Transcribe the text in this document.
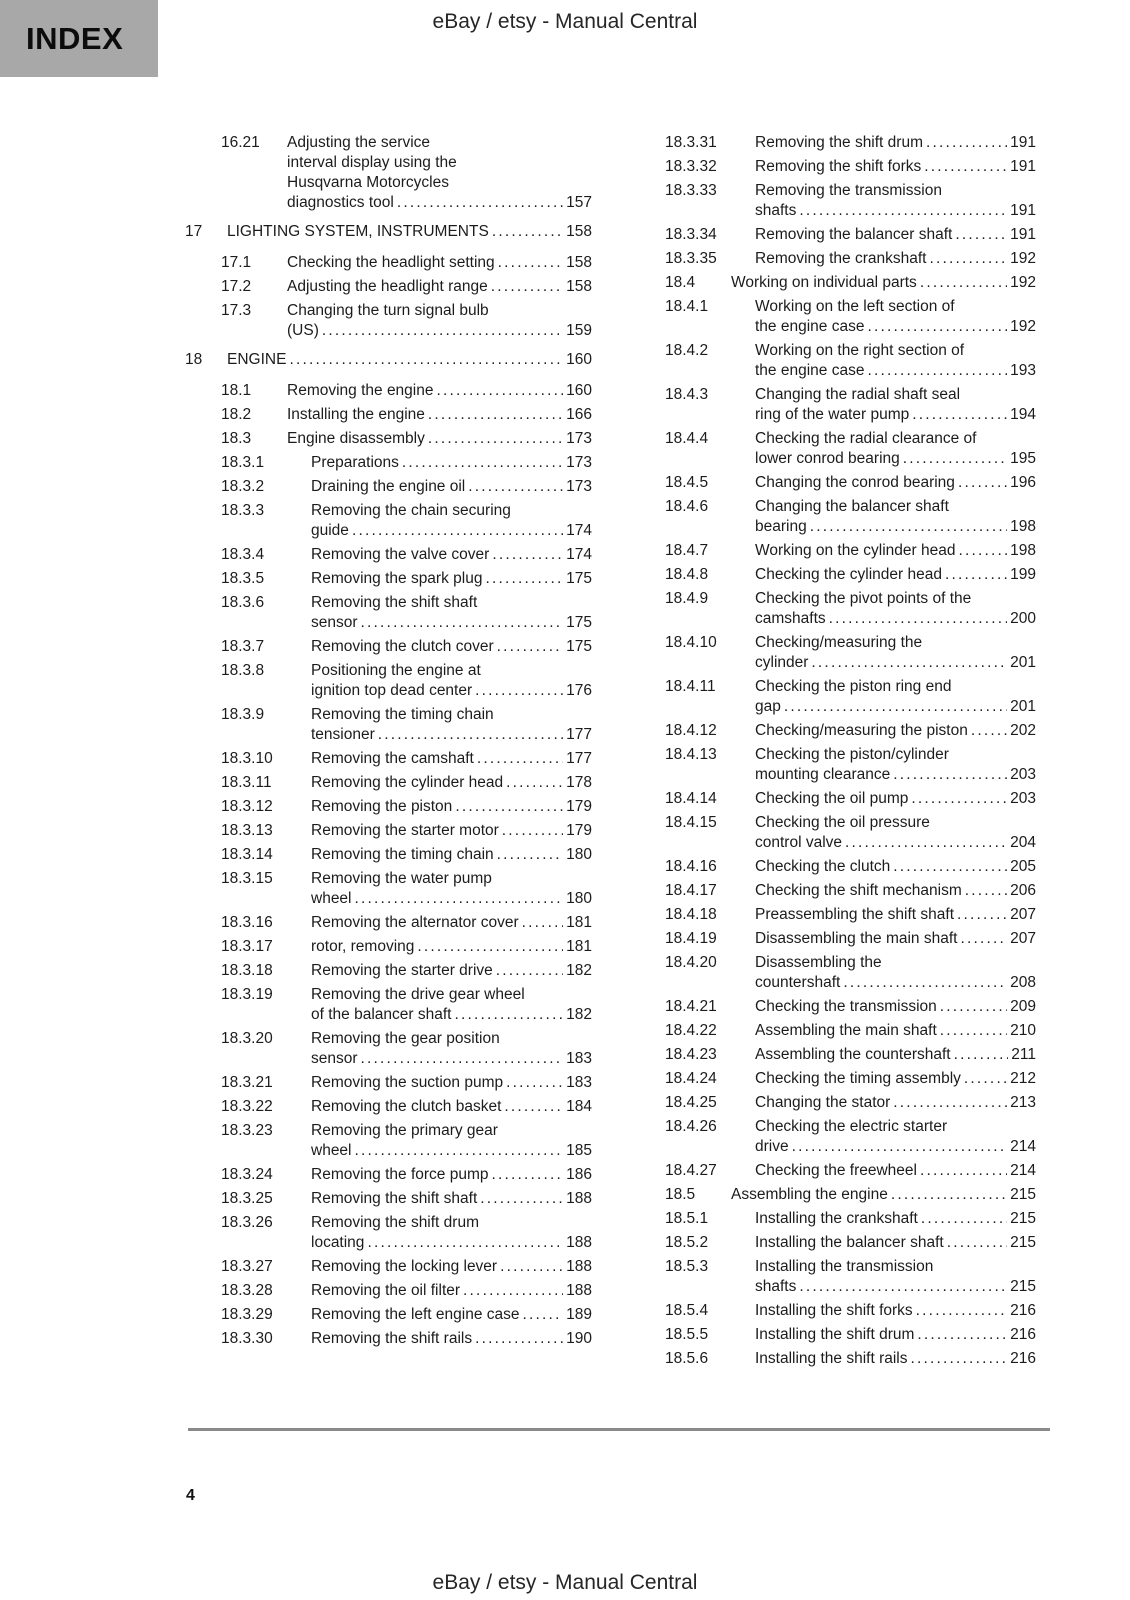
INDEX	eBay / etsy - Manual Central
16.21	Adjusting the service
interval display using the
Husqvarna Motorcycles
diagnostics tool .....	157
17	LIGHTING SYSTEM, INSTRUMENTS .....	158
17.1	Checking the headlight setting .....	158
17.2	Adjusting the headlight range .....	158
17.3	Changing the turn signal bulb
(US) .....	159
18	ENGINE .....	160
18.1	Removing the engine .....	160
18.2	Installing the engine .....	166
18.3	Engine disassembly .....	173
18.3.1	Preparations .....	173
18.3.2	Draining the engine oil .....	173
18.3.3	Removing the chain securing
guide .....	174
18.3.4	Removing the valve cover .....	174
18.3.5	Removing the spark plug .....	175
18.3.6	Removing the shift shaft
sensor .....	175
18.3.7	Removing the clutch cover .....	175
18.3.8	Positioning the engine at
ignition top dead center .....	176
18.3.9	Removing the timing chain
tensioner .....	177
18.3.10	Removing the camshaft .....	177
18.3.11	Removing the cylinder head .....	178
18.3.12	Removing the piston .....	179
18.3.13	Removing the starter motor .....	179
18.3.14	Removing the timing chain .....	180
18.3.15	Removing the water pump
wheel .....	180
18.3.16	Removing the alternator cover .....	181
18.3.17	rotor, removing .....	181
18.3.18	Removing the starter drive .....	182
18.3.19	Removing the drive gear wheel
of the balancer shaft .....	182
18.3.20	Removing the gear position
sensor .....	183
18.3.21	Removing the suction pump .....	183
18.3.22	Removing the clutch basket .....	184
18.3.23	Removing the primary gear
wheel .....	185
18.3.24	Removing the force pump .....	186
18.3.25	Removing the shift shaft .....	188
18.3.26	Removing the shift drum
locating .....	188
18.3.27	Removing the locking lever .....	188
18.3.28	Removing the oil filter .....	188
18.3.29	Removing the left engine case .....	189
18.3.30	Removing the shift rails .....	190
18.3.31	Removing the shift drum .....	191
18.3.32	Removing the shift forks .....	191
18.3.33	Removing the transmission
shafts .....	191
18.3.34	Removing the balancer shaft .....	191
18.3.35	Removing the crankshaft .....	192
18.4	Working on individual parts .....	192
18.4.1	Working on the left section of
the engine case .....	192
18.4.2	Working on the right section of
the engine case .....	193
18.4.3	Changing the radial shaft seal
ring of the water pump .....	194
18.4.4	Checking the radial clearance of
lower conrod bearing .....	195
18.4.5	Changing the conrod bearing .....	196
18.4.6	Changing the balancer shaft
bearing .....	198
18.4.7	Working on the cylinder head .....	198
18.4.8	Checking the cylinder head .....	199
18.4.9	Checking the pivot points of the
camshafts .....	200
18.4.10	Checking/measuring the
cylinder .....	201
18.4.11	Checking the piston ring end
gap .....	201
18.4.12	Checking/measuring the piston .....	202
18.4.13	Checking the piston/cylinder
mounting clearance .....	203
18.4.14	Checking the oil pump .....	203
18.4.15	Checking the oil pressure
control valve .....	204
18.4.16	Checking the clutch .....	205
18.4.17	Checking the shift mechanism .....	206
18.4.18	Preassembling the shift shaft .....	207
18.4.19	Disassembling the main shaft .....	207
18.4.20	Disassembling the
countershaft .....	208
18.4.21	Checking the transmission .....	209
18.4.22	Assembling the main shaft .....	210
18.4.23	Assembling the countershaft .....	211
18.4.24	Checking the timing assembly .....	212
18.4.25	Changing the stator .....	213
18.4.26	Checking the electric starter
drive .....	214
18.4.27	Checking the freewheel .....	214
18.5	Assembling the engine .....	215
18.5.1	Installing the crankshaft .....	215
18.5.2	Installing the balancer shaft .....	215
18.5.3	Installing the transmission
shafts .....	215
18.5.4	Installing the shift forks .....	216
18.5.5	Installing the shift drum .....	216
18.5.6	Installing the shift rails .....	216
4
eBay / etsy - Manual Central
--*--
_Task_. Set down the material above as is, without any pictures.

_Exercise output_.
Transcribe the text in this document.
INDEX	eBay / etsy - Manual Central
16.21	Adjusting the service
interval display using the
Husqvarna Motorcycles
diagnostics tool .....	157
17	LIGHTING SYSTEM, INSTRUMENTS .....	158
17.1	Checking the headlight setting .....	158
17.2	Adjusting the headlight range .....	158
17.3	Changing the turn signal bulb
(US) .....	159
18	ENGINE .....	160
18.1	Removing the engine .....	160
18.2	Installing the engine .....	166
18.3	Engine disassembly .....	173
18.3.1	Preparations .....	173
18.3.2	Draining the engine oil .....	173
18.3.3	Removing the chain securing
guide .....	174
18.3.4	Removing the valve cover .....	174
18.3.5	Removing the spark plug .....	175
18.3.6	Removing the shift shaft
sensor .....	175
18.3.7	Removing the clutch cover .....	175
18.3.8	Positioning the engine at
ignition top dead center .....	176
18.3.9	Removing the timing chain
tensioner .....	177
18.3.10	Removing the camshaft .....	177
18.3.11	Removing the cylinder head .....	178
18.3.12	Removing the piston .....	179
18.3.13	Removing the starter motor .....	179
18.3.14	Removing the timing chain .....	180
18.3.15	Removing the water pump
wheel .....	180
18.3.16	Removing the alternator cover .....	181
18.3.17	rotor, removing .....	181
18.3.18	Removing the starter drive .....	182
18.3.19	Removing the drive gear wheel
of the balancer shaft .....	182
18.3.20	Removing the gear position
sensor .....	183
18.3.21	Removing the suction pump .....	183
18.3.22	Removing the clutch basket .....	184
18.3.23	Removing the primary gear
wheel .....	185
18.3.24	Removing the force pump .....	186
18.3.25	Removing the shift shaft .....	188
18.3.26	Removing the shift drum
locating .....	188
18.3.27	Removing the locking lever .....	188
18.3.28	Removing the oil filter .....	188
18.3.29	Removing the left engine case .....	189
18.3.30	Removing the shift rails .....	190
18.3.31	Removing the shift drum .....	191
18.3.32	Removing the shift forks .....	191
18.3.33	Removing the transmission
shafts .....	191
18.3.34	Removing the balancer shaft .....	191
18.3.35	Removing the crankshaft .....	192
18.4	Working on individual parts .....	192
18.4.1	Working on the left section of
the engine case .....	192
18.4.2	Working on the right section of
the engine case .....	193
18.4.3	Changing the radial shaft seal
ring of the water pump .....	194
18.4.4	Checking the radial clearance of
lower conrod bearing .....	195
18.4.5	Changing the conrod bearing .....	196
18.4.6	Changing the balancer shaft
bearing .....	198
18.4.7	Working on the cylinder head .....	198
18.4.8	Checking the cylinder head .....	199
18.4.9	Checking the pivot points of the
camshafts .....	200
18.4.10	Checking/measuring the
cylinder .....	201
18.4.11	Checking the piston ring end
gap .....	201
18.4.12	Checking/measuring the piston .....	202
18.4.13	Checking the piston/cylinder
mounting clearance .....	203
18.4.14	Checking the oil pump .....	203
18.4.15	Checking the oil pressure
control valve .....	204
18.4.16	Checking the clutch .....	205
18.4.17	Checking the shift mechanism .....	206
18.4.18	Preassembling the shift shaft .....	207
18.4.19	Disassembling the main shaft .....	207
18.4.20	Disassembling the
countershaft .....	208
18.4.21	Checking the transmission .....	209
18.4.22	Assembling the main shaft .....	210
18.4.23	Assembling the countershaft .....	211
18.4.24	Checking the timing assembly .....	212
18.4.25	Changing the stator .....	213
18.4.26	Checking the electric starter
drive .....	214
18.4.27	Checking the freewheel .....	214
18.5	Assembling the engine .....	215
18.5.1	Installing the crankshaft .....	215
18.5.2	Installing the balancer shaft .....	215
18.5.3	Installing the transmission
shafts .....	215
18.5.4	Installing the shift forks .....	216
18.5.5	Installing the shift drum .....	216
18.5.6	Installing the shift rails .....	216
4
eBay / etsy - Manual Central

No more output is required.